Reproduce all of the data word for word.

Material for the task »

•••

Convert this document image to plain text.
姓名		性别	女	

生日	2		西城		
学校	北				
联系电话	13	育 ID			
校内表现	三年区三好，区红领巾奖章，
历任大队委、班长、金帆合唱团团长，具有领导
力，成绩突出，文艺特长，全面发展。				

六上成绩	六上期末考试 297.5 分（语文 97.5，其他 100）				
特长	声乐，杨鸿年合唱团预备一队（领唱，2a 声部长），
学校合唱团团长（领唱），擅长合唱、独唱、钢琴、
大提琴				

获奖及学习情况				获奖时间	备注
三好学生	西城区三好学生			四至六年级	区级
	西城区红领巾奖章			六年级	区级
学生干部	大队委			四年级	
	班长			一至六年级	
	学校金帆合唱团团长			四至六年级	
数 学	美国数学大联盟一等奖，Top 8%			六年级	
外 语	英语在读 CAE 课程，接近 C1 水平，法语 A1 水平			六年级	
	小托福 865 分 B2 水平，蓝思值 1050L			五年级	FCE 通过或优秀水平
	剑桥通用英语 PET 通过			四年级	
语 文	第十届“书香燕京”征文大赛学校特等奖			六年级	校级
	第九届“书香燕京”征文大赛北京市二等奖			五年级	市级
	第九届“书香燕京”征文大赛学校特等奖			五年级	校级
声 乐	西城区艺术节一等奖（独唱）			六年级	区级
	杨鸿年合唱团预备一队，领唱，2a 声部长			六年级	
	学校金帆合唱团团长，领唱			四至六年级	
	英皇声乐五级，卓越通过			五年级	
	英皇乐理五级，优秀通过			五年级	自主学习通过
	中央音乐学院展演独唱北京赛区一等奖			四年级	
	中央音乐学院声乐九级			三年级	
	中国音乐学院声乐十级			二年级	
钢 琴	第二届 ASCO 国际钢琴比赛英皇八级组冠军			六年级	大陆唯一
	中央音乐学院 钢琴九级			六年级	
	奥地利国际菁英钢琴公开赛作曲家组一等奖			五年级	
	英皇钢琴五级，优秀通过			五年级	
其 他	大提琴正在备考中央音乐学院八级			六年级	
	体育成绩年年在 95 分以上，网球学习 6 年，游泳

•••

Solution to this exercise »
Convert this document image to plain text.
姓名		性别	女	

生日	2		西城		
学校	北				
联系电话	13	育 ID			
校内表现	三年区三好，区红领巾奖章，
历任大队委、班长、金帆合唱团团长，具有领导
力，成绩突出，文艺特长，全面发展。				

六上成绩	六上期末考试 297.5 分（语文 97.5，其他 100）				
特长	声乐，杨鸿年合唱团预备一队（领唱，2a 声部长），
学校合唱团团长（领唱），擅长合唱、独唱、钢琴、
大提琴				

获奖及学习情况				获奖时间	备注
三好学生	西城区三好学生			四至六年级	区级
	西城区红领巾奖章			六年级	区级
学生干部	大队委			四年级	
	班长			一至六年级	
	学校金帆合唱团团长			四至六年级	
数 学	美国数学大联盟一等奖，Top 8%			六年级	
外 语	英语在读 CAE 课程，接近 C1 水平，法语 A1 水平			六年级	
	小托福 865 分 B2 水平，蓝思值 1050L			五年级	FCE 通过或优秀水平
	剑桥通用英语 PET 通过			四年级	
语 文	第十届“书香燕京”征文大赛学校特等奖			六年级	校级
	第九届“书香燕京”征文大赛北京市二等奖			五年级	市级
	第九届“书香燕京”征文大赛学校特等奖			五年级	校级
声 乐	西城区艺术节一等奖（独唱）			六年级	区级
	杨鸿年合唱团预备一队，领唱，2a 声部长			六年级	
	学校金帆合唱团团长，领唱			四至六年级	
	英皇声乐五级，卓越通过			五年级	
	英皇乐理五级，优秀通过			五年级	自主学习通过
	中央音乐学院展演独唱北京赛区一等奖			四年级	
	中央音乐学院声乐九级			三年级	
	中国音乐学院声乐十级			二年级	
钢 琴	第二届 ASCO 国际钢琴比赛英皇八级组冠军			六年级	大陆唯一
	中央音乐学院 钢琴九级			六年级	
	奥地利国际菁英钢琴公开赛作曲家组一等奖			五年级	
	英皇钢琴五级，优秀通过			五年级	
其 他	大提琴正在备考中央音乐学院八级			六年级	
	体育成绩年年在 95 分以上，网球学习 6 年，游泳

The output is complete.